▶ **WORK TO COMPLETE**: The entries below contain pictures. Retype everything except those pictures, exactly as given.

Items from a figure collection:
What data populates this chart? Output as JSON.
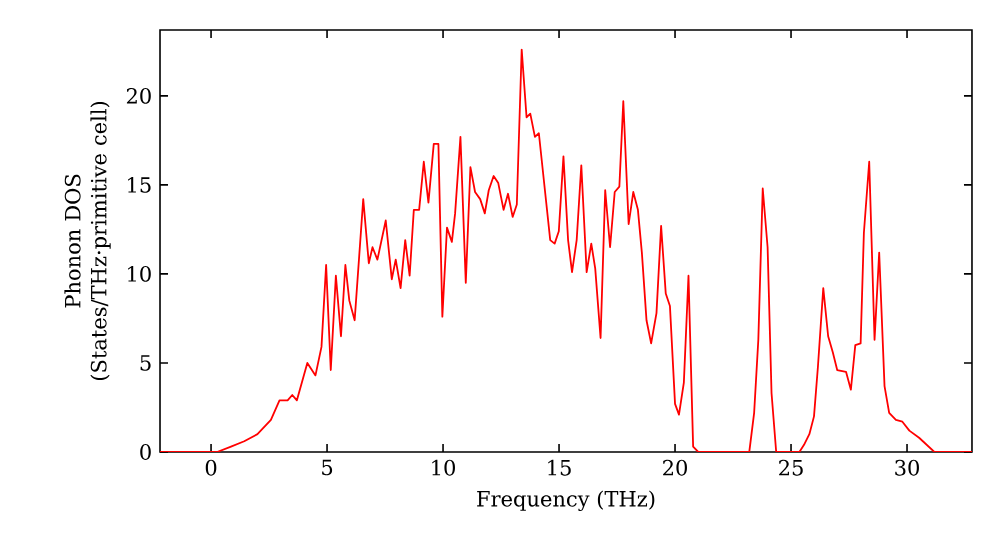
{
  "chart_data": {
    "type": "line",
    "xlabel": "Frequency (THz)",
    "ylabel": "Phonon DOS (States/THz·primitive cell)",
    "x": [
      -2.2,
      0.26,
      0.86,
      1.43,
      2.0,
      2.58,
      2.95,
      3.3,
      3.5,
      3.7,
      4.15,
      4.5,
      4.76,
      4.96,
      5.16,
      5.38,
      5.6,
      5.79,
      5.96,
      6.19,
      6.56,
      6.8,
      6.96,
      7.17,
      7.53,
      7.79,
      7.96,
      8.17,
      8.37,
      8.56,
      8.74,
      8.97,
      9.17,
      9.37,
      9.6,
      9.8,
      9.97,
      10.17,
      10.38,
      10.52,
      10.75,
      10.98,
      11.18,
      11.38,
      11.6,
      11.8,
      11.97,
      12.18,
      12.38,
      12.61,
      12.8,
      13.0,
      13.18,
      13.39,
      13.6,
      13.76,
      13.96,
      14.13,
      14.62,
      14.81,
      14.99,
      15.19,
      15.39,
      15.56,
      15.76,
      15.96,
      16.19,
      16.39,
      16.56,
      16.79,
      16.99,
      17.2,
      17.4,
      17.6,
      17.77,
      18.0,
      18.2,
      18.4,
      18.57,
      18.77,
      18.97,
      19.2,
      19.4,
      19.6,
      19.78,
      20.0,
      20.17,
      20.38,
      20.58,
      20.78,
      21.0,
      23.2,
      23.41,
      23.59,
      23.78,
      23.99,
      24.16,
      24.36,
      25.36,
      25.56,
      25.79,
      25.99,
      26.16,
      26.39,
      26.6,
      26.8,
      26.99,
      27.37,
      27.58,
      27.77,
      28.0,
      28.14,
      28.37,
      28.6,
      28.8,
      29.03,
      29.23,
      29.52,
      29.8,
      30.1,
      30.52,
      31.18,
      32.8
    ],
    "series": [
      {
        "color": "#ff0000",
        "values": [
          0,
          0,
          0.3,
          0.6,
          1.0,
          1.8,
          2.9,
          2.9,
          3.2,
          2.9,
          5.0,
          4.3,
          5.9,
          10.5,
          4.6,
          9.9,
          6.5,
          10.5,
          8.5,
          7.4,
          14.2,
          10.6,
          11.5,
          10.8,
          13.0,
          9.7,
          10.8,
          9.2,
          11.9,
          9.9,
          13.6,
          13.6,
          16.3,
          14.0,
          17.3,
          17.3,
          7.6,
          12.6,
          11.8,
          13.4,
          17.7,
          9.5,
          16.0,
          14.6,
          14.2,
          13.4,
          14.7,
          15.5,
          15.1,
          13.6,
          14.5,
          13.2,
          13.9,
          22.6,
          18.8,
          19.0,
          17.7,
          17.9,
          11.9,
          11.7,
          12.4,
          16.6,
          11.9,
          10.1,
          11.9,
          16.1,
          10.1,
          11.7,
          10.3,
          6.4,
          14.7,
          11.5,
          14.6,
          14.9,
          19.7,
          12.8,
          14.6,
          13.6,
          11.2,
          7.4,
          6.1,
          7.8,
          12.7,
          8.9,
          8.2,
          2.7,
          2.1,
          3.9,
          9.9,
          0.3,
          0,
          0,
          2.2,
          6.3,
          14.8,
          11.5,
          3.3,
          0,
          0,
          0.4,
          1.0,
          2.0,
          4.8,
          9.2,
          6.5,
          5.6,
          4.6,
          4.5,
          3.5,
          6.0,
          6.1,
          12.3,
          16.3,
          6.3,
          11.2,
          3.7,
          2.2,
          1.8,
          1.7,
          1.2,
          0.8,
          0,
          0
        ]
      }
    ],
    "xlim": [
      -2.2,
      32.8
    ],
    "ylim": [
      0,
      23.7
    ],
    "xticks": [
      0,
      5,
      10,
      15,
      20,
      25,
      30
    ],
    "yticks": [
      0,
      5,
      10,
      15,
      20
    ],
    "grid": false,
    "marker": "none",
    "line_style": "solid"
  }
}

▶ **RESPONSE TO THIS TASK**:
What data populates this chart? Output as JSON.
{
  "chart_data": {
    "type": "line",
    "xlabel": "Frequency (THz)",
    "ylabel": "Phonon DOS (States/THz·primitive cell)",
    "x": [
      -2.2,
      0.26,
      0.86,
      1.43,
      2.0,
      2.58,
      2.95,
      3.3,
      3.5,
      3.7,
      4.15,
      4.5,
      4.76,
      4.96,
      5.16,
      5.38,
      5.6,
      5.79,
      5.96,
      6.19,
      6.56,
      6.8,
      6.96,
      7.17,
      7.53,
      7.79,
      7.96,
      8.17,
      8.37,
      8.56,
      8.74,
      8.97,
      9.17,
      9.37,
      9.6,
      9.8,
      9.97,
      10.17,
      10.38,
      10.52,
      10.75,
      10.98,
      11.18,
      11.38,
      11.6,
      11.8,
      11.97,
      12.18,
      12.38,
      12.61,
      12.8,
      13.0,
      13.18,
      13.39,
      13.6,
      13.76,
      13.96,
      14.13,
      14.62,
      14.81,
      14.99,
      15.19,
      15.39,
      15.56,
      15.76,
      15.96,
      16.19,
      16.39,
      16.56,
      16.79,
      16.99,
      17.2,
      17.4,
      17.6,
      17.77,
      18.0,
      18.2,
      18.4,
      18.57,
      18.77,
      18.97,
      19.2,
      19.4,
      19.6,
      19.78,
      20.0,
      20.17,
      20.38,
      20.58,
      20.78,
      21.0,
      23.2,
      23.41,
      23.59,
      23.78,
      23.99,
      24.16,
      24.36,
      25.36,
      25.56,
      25.79,
      25.99,
      26.16,
      26.39,
      26.6,
      26.8,
      26.99,
      27.37,
      27.58,
      27.77,
      28.0,
      28.14,
      28.37,
      28.6,
      28.8,
      29.03,
      29.23,
      29.52,
      29.8,
      30.1,
      30.52,
      31.18,
      32.8
    ],
    "series": [
      {
        "color": "#ff0000",
        "values": [
          0,
          0,
          0.3,
          0.6,
          1.0,
          1.8,
          2.9,
          2.9,
          3.2,
          2.9,
          5.0,
          4.3,
          5.9,
          10.5,
          4.6,
          9.9,
          6.5,
          10.5,
          8.5,
          7.4,
          14.2,
          10.6,
          11.5,
          10.8,
          13.0,
          9.7,
          10.8,
          9.2,
          11.9,
          9.9,
          13.6,
          13.6,
          16.3,
          14.0,
          17.3,
          17.3,
          7.6,
          12.6,
          11.8,
          13.4,
          17.7,
          9.5,
          16.0,
          14.6,
          14.2,
          13.4,
          14.7,
          15.5,
          15.1,
          13.6,
          14.5,
          13.2,
          13.9,
          22.6,
          18.8,
          19.0,
          17.7,
          17.9,
          11.9,
          11.7,
          12.4,
          16.6,
          11.9,
          10.1,
          11.9,
          16.1,
          10.1,
          11.7,
          10.3,
          6.4,
          14.7,
          11.5,
          14.6,
          14.9,
          19.7,
          12.8,
          14.6,
          13.6,
          11.2,
          7.4,
          6.1,
          7.8,
          12.7,
          8.9,
          8.2,
          2.7,
          2.1,
          3.9,
          9.9,
          0.3,
          0,
          0,
          2.2,
          6.3,
          14.8,
          11.5,
          3.3,
          0,
          0,
          0.4,
          1.0,
          2.0,
          4.8,
          9.2,
          6.5,
          5.6,
          4.6,
          4.5,
          3.5,
          6.0,
          6.1,
          12.3,
          16.3,
          6.3,
          11.2,
          3.7,
          2.2,
          1.8,
          1.7,
          1.2,
          0.8,
          0,
          0
        ]
      }
    ],
    "xlim": [
      -2.2,
      32.8
    ],
    "ylim": [
      0,
      23.7
    ],
    "xticks": [
      0,
      5,
      10,
      15,
      20,
      25,
      30
    ],
    "yticks": [
      0,
      5,
      10,
      15,
      20
    ],
    "grid": false,
    "marker": "none",
    "line_style": "solid"
  }
}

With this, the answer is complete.